- **WHAT IS EXPECTED**:
Only the lines holding the string "Adkins" are needed. Copy each one.
#####
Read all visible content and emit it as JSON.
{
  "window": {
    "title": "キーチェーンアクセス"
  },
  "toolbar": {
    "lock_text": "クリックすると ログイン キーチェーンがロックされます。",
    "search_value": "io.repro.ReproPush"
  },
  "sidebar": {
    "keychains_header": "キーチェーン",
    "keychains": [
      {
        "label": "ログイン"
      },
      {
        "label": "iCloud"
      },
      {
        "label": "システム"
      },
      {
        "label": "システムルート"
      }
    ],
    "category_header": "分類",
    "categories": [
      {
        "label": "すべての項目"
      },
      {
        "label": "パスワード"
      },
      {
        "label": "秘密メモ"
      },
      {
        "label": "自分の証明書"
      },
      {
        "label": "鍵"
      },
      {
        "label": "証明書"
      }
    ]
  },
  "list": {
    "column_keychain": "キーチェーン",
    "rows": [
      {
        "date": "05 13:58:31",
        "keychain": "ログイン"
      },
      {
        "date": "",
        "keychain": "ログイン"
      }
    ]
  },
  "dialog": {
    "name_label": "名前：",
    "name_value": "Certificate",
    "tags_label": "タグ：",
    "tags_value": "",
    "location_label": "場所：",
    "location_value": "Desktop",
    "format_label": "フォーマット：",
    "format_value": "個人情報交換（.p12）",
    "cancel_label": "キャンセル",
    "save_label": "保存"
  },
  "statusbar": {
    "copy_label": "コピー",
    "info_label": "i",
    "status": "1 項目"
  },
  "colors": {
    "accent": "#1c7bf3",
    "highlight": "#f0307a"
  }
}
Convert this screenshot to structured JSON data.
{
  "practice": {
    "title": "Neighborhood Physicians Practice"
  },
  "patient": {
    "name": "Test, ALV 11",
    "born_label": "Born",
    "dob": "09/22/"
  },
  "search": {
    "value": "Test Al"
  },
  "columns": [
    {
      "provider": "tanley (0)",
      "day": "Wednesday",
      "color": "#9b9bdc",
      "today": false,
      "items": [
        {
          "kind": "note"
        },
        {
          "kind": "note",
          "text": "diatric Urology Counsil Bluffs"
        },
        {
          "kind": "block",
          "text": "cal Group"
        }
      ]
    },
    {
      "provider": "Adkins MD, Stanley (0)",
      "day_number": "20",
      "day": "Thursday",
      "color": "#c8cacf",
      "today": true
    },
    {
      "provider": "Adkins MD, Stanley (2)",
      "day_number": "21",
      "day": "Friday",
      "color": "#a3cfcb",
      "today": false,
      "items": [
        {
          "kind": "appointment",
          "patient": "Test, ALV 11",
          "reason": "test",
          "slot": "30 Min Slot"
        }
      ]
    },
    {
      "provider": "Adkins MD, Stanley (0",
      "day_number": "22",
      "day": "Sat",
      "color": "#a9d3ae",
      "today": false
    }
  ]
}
#####
- **THE COMPLETED TASK**:
      "provider": "Adkins MD, Stanley (0)",
      "provider": "Adkins MD, Stanley (2)",
      "provider": "Adkins MD, Stanley (0",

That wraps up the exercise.